--- Begin Provided data ---
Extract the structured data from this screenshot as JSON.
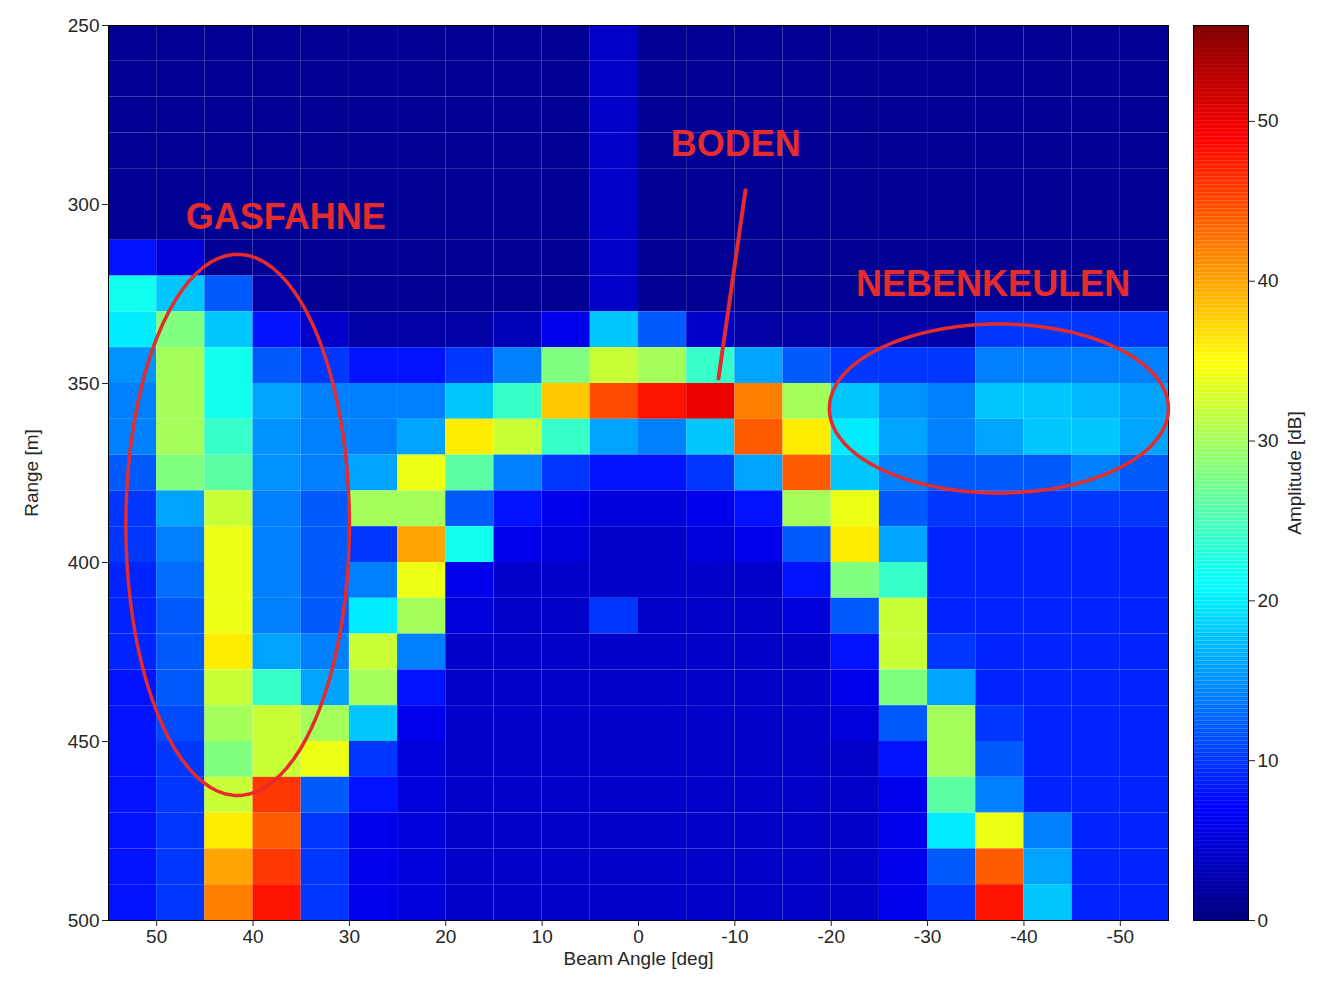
{
  "chart_data": {
    "type": "heatmap",
    "x_label": "Beam Angle [deg]",
    "y_label": "Range [m]",
    "xlim": [
      55,
      -55
    ],
    "ylim": [
      500,
      250
    ],
    "xticks": [
      50,
      40,
      30,
      20,
      10,
      0,
      -10,
      -20,
      -30,
      -40,
      -50
    ],
    "yticks": [
      250,
      300,
      350,
      400,
      450,
      500
    ],
    "x_bins": [
      55,
      50,
      45,
      40,
      35,
      30,
      25,
      20,
      15,
      10,
      5,
      0,
      -5,
      -10,
      -15,
      -20,
      -25,
      -30,
      -35,
      -40,
      -45,
      -50,
      -55
    ],
    "y_bins": [
      250,
      260,
      270,
      280,
      290,
      300,
      310,
      320,
      330,
      340,
      350,
      360,
      370,
      380,
      390,
      400,
      410,
      420,
      430,
      440,
      450,
      460,
      470,
      480,
      490,
      500
    ],
    "cells": [
      [
        1,
        1,
        1,
        1,
        1,
        1,
        1,
        1,
        1,
        1,
        4,
        1,
        1,
        1,
        1,
        1,
        1,
        1,
        1,
        1,
        1,
        1
      ],
      [
        1,
        1,
        1,
        1,
        1,
        1,
        1,
        1,
        1,
        1,
        4,
        1,
        1,
        1,
        1,
        1,
        1,
        1,
        1,
        1,
        1,
        1
      ],
      [
        1,
        1,
        1,
        1,
        1,
        1,
        1,
        1,
        1,
        1,
        4,
        1,
        1,
        1,
        1,
        1,
        1,
        1,
        1,
        1,
        1,
        1
      ],
      [
        1,
        1,
        1,
        1,
        1,
        1,
        1,
        1,
        1,
        1,
        4,
        1,
        1,
        1,
        1,
        1,
        1,
        1,
        1,
        1,
        1,
        1
      ],
      [
        1,
        1,
        1,
        1,
        1,
        1,
        1,
        1,
        1,
        1,
        4,
        1,
        1,
        1,
        1,
        1,
        1,
        1,
        1,
        1,
        1,
        1
      ],
      [
        1,
        1,
        1,
        1,
        1,
        1,
        1,
        1,
        1,
        1,
        4,
        1,
        1,
        1,
        1,
        1,
        1,
        1,
        1,
        1,
        1,
        1
      ],
      [
        8,
        5,
        1,
        1,
        1,
        1,
        1,
        1,
        1,
        1,
        4,
        1,
        1,
        1,
        1,
        1,
        1,
        1,
        1,
        1,
        1,
        1
      ],
      [
        22,
        18,
        12,
        2,
        1,
        1,
        1,
        1,
        1,
        1,
        4,
        1,
        1,
        1,
        1,
        1,
        1,
        1,
        1,
        1,
        1,
        1
      ],
      [
        20,
        28,
        18,
        8,
        4,
        2,
        2,
        2,
        3,
        6,
        18,
        12,
        4,
        2,
        2,
        2,
        2,
        2,
        10,
        10,
        10,
        10
      ],
      [
        15,
        30,
        22,
        12,
        10,
        8,
        8,
        10,
        14,
        28,
        32,
        30,
        24,
        16,
        12,
        10,
        10,
        10,
        14,
        14,
        14,
        14
      ],
      [
        14,
        30,
        22,
        16,
        14,
        14,
        14,
        18,
        24,
        38,
        45,
        48,
        50,
        42,
        30,
        18,
        15,
        14,
        18,
        18,
        17,
        16
      ],
      [
        14,
        30,
        24,
        15,
        14,
        14,
        16,
        36,
        32,
        24,
        16,
        14,
        18,
        44,
        36,
        20,
        16,
        14,
        16,
        18,
        18,
        16
      ],
      [
        12,
        28,
        26,
        15,
        14,
        16,
        34,
        26,
        14,
        10,
        8,
        8,
        10,
        16,
        44,
        18,
        14,
        12,
        12,
        12,
        14,
        12
      ],
      [
        10,
        16,
        32,
        14,
        12,
        30,
        30,
        12,
        8,
        6,
        5,
        5,
        6,
        8,
        30,
        34,
        12,
        10,
        10,
        10,
        10,
        10
      ],
      [
        10,
        14,
        34,
        14,
        12,
        10,
        40,
        22,
        6,
        5,
        4,
        4,
        5,
        6,
        12,
        36,
        16,
        9,
        9,
        9,
        9,
        9
      ],
      [
        9,
        13,
        34,
        14,
        12,
        14,
        34,
        6,
        4,
        4,
        4,
        4,
        4,
        4,
        8,
        28,
        24,
        9,
        9,
        9,
        9,
        9
      ],
      [
        9,
        12,
        34,
        14,
        12,
        20,
        30,
        5,
        4,
        4,
        10,
        4,
        4,
        4,
        5,
        12,
        32,
        9,
        9,
        9,
        9,
        9
      ],
      [
        9,
        12,
        36,
        16,
        14,
        32,
        14,
        4,
        4,
        4,
        4,
        4,
        4,
        4,
        4,
        8,
        32,
        10,
        9,
        9,
        9,
        9
      ],
      [
        8,
        12,
        32,
        24,
        16,
        30,
        8,
        4,
        4,
        4,
        4,
        4,
        4,
        4,
        4,
        6,
        28,
        16,
        9,
        9,
        9,
        9
      ],
      [
        8,
        11,
        30,
        32,
        30,
        18,
        6,
        4,
        4,
        4,
        4,
        4,
        4,
        4,
        4,
        5,
        12,
        30,
        10,
        9,
        9,
        9
      ],
      [
        8,
        10,
        28,
        32,
        34,
        10,
        5,
        4,
        4,
        4,
        4,
        4,
        4,
        4,
        4,
        4,
        8,
        30,
        12,
        9,
        9,
        9
      ],
      [
        8,
        10,
        32,
        46,
        12,
        8,
        5,
        4,
        4,
        4,
        4,
        4,
        4,
        4,
        4,
        4,
        6,
        26,
        14,
        9,
        9,
        9
      ],
      [
        8,
        10,
        36,
        44,
        10,
        6,
        5,
        4,
        4,
        4,
        4,
        4,
        4,
        4,
        4,
        4,
        6,
        20,
        34,
        14,
        9,
        9
      ],
      [
        8,
        10,
        40,
        46,
        10,
        6,
        5,
        4,
        4,
        4,
        4,
        4,
        4,
        4,
        4,
        4,
        6,
        12,
        44,
        16,
        9,
        9
      ],
      [
        8,
        10,
        42,
        48,
        10,
        6,
        5,
        4,
        4,
        4,
        4,
        4,
        4,
        4,
        4,
        4,
        6,
        10,
        48,
        18,
        9,
        9
      ]
    ],
    "colorbar": {
      "label": "Amplitude [dB]",
      "lim": [
        0,
        56
      ],
      "ticks": [
        0,
        10,
        20,
        30,
        40,
        50
      ]
    },
    "annotations": [
      "GASFAHNE",
      "BODEN",
      "NEBENKEULEN"
    ]
  }
}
--- End Provided data ---
What to do: Images do not belong in the copy; reproduce all other parts of the records above verbatim.

Answer for this exercise:
Extract the structured data from this screenshot as JSON.
{
  "chart_data": {
    "type": "heatmap",
    "x_label": "Beam Angle [deg]",
    "y_label": "Range [m]",
    "xlim": [
      55,
      -55
    ],
    "ylim": [
      500,
      250
    ],
    "xticks": [
      50,
      40,
      30,
      20,
      10,
      0,
      -10,
      -20,
      -30,
      -40,
      -50
    ],
    "yticks": [
      250,
      300,
      350,
      400,
      450,
      500
    ],
    "x_bins": [
      55,
      50,
      45,
      40,
      35,
      30,
      25,
      20,
      15,
      10,
      5,
      0,
      -5,
      -10,
      -15,
      -20,
      -25,
      -30,
      -35,
      -40,
      -45,
      -50,
      -55
    ],
    "y_bins": [
      250,
      260,
      270,
      280,
      290,
      300,
      310,
      320,
      330,
      340,
      350,
      360,
      370,
      380,
      390,
      400,
      410,
      420,
      430,
      440,
      450,
      460,
      470,
      480,
      490,
      500
    ],
    "cells": [
      [
        1,
        1,
        1,
        1,
        1,
        1,
        1,
        1,
        1,
        1,
        4,
        1,
        1,
        1,
        1,
        1,
        1,
        1,
        1,
        1,
        1,
        1
      ],
      [
        1,
        1,
        1,
        1,
        1,
        1,
        1,
        1,
        1,
        1,
        4,
        1,
        1,
        1,
        1,
        1,
        1,
        1,
        1,
        1,
        1,
        1
      ],
      [
        1,
        1,
        1,
        1,
        1,
        1,
        1,
        1,
        1,
        1,
        4,
        1,
        1,
        1,
        1,
        1,
        1,
        1,
        1,
        1,
        1,
        1
      ],
      [
        1,
        1,
        1,
        1,
        1,
        1,
        1,
        1,
        1,
        1,
        4,
        1,
        1,
        1,
        1,
        1,
        1,
        1,
        1,
        1,
        1,
        1
      ],
      [
        1,
        1,
        1,
        1,
        1,
        1,
        1,
        1,
        1,
        1,
        4,
        1,
        1,
        1,
        1,
        1,
        1,
        1,
        1,
        1,
        1,
        1
      ],
      [
        1,
        1,
        1,
        1,
        1,
        1,
        1,
        1,
        1,
        1,
        4,
        1,
        1,
        1,
        1,
        1,
        1,
        1,
        1,
        1,
        1,
        1
      ],
      [
        8,
        5,
        1,
        1,
        1,
        1,
        1,
        1,
        1,
        1,
        4,
        1,
        1,
        1,
        1,
        1,
        1,
        1,
        1,
        1,
        1,
        1
      ],
      [
        22,
        18,
        12,
        2,
        1,
        1,
        1,
        1,
        1,
        1,
        4,
        1,
        1,
        1,
        1,
        1,
        1,
        1,
        1,
        1,
        1,
        1
      ],
      [
        20,
        28,
        18,
        8,
        4,
        2,
        2,
        2,
        3,
        6,
        18,
        12,
        4,
        2,
        2,
        2,
        2,
        2,
        10,
        10,
        10,
        10
      ],
      [
        15,
        30,
        22,
        12,
        10,
        8,
        8,
        10,
        14,
        28,
        32,
        30,
        24,
        16,
        12,
        10,
        10,
        10,
        14,
        14,
        14,
        14
      ],
      [
        14,
        30,
        22,
        16,
        14,
        14,
        14,
        18,
        24,
        38,
        45,
        48,
        50,
        42,
        30,
        18,
        15,
        14,
        18,
        18,
        17,
        16
      ],
      [
        14,
        30,
        24,
        15,
        14,
        14,
        16,
        36,
        32,
        24,
        16,
        14,
        18,
        44,
        36,
        20,
        16,
        14,
        16,
        18,
        18,
        16
      ],
      [
        12,
        28,
        26,
        15,
        14,
        16,
        34,
        26,
        14,
        10,
        8,
        8,
        10,
        16,
        44,
        18,
        14,
        12,
        12,
        12,
        14,
        12
      ],
      [
        10,
        16,
        32,
        14,
        12,
        30,
        30,
        12,
        8,
        6,
        5,
        5,
        6,
        8,
        30,
        34,
        12,
        10,
        10,
        10,
        10,
        10
      ],
      [
        10,
        14,
        34,
        14,
        12,
        10,
        40,
        22,
        6,
        5,
        4,
        4,
        5,
        6,
        12,
        36,
        16,
        9,
        9,
        9,
        9,
        9
      ],
      [
        9,
        13,
        34,
        14,
        12,
        14,
        34,
        6,
        4,
        4,
        4,
        4,
        4,
        4,
        8,
        28,
        24,
        9,
        9,
        9,
        9,
        9
      ],
      [
        9,
        12,
        34,
        14,
        12,
        20,
        30,
        5,
        4,
        4,
        10,
        4,
        4,
        4,
        5,
        12,
        32,
        9,
        9,
        9,
        9,
        9
      ],
      [
        9,
        12,
        36,
        16,
        14,
        32,
        14,
        4,
        4,
        4,
        4,
        4,
        4,
        4,
        4,
        8,
        32,
        10,
        9,
        9,
        9,
        9
      ],
      [
        8,
        12,
        32,
        24,
        16,
        30,
        8,
        4,
        4,
        4,
        4,
        4,
        4,
        4,
        4,
        6,
        28,
        16,
        9,
        9,
        9,
        9
      ],
      [
        8,
        11,
        30,
        32,
        30,
        18,
        6,
        4,
        4,
        4,
        4,
        4,
        4,
        4,
        4,
        5,
        12,
        30,
        10,
        9,
        9,
        9
      ],
      [
        8,
        10,
        28,
        32,
        34,
        10,
        5,
        4,
        4,
        4,
        4,
        4,
        4,
        4,
        4,
        4,
        8,
        30,
        12,
        9,
        9,
        9
      ],
      [
        8,
        10,
        32,
        46,
        12,
        8,
        5,
        4,
        4,
        4,
        4,
        4,
        4,
        4,
        4,
        4,
        6,
        26,
        14,
        9,
        9,
        9
      ],
      [
        8,
        10,
        36,
        44,
        10,
        6,
        5,
        4,
        4,
        4,
        4,
        4,
        4,
        4,
        4,
        4,
        6,
        20,
        34,
        14,
        9,
        9
      ],
      [
        8,
        10,
        40,
        46,
        10,
        6,
        5,
        4,
        4,
        4,
        4,
        4,
        4,
        4,
        4,
        4,
        6,
        12,
        44,
        16,
        9,
        9
      ],
      [
        8,
        10,
        42,
        48,
        10,
        6,
        5,
        4,
        4,
        4,
        4,
        4,
        4,
        4,
        4,
        4,
        6,
        10,
        48,
        18,
        9,
        9
      ]
    ],
    "colorbar": {
      "label": "Amplitude [dB]",
      "lim": [
        0,
        56
      ],
      "ticks": [
        0,
        10,
        20,
        30,
        40,
        50
      ]
    },
    "annotations": [
      "GASFAHNE",
      "BODEN",
      "NEBENKEULEN"
    ]
  }
}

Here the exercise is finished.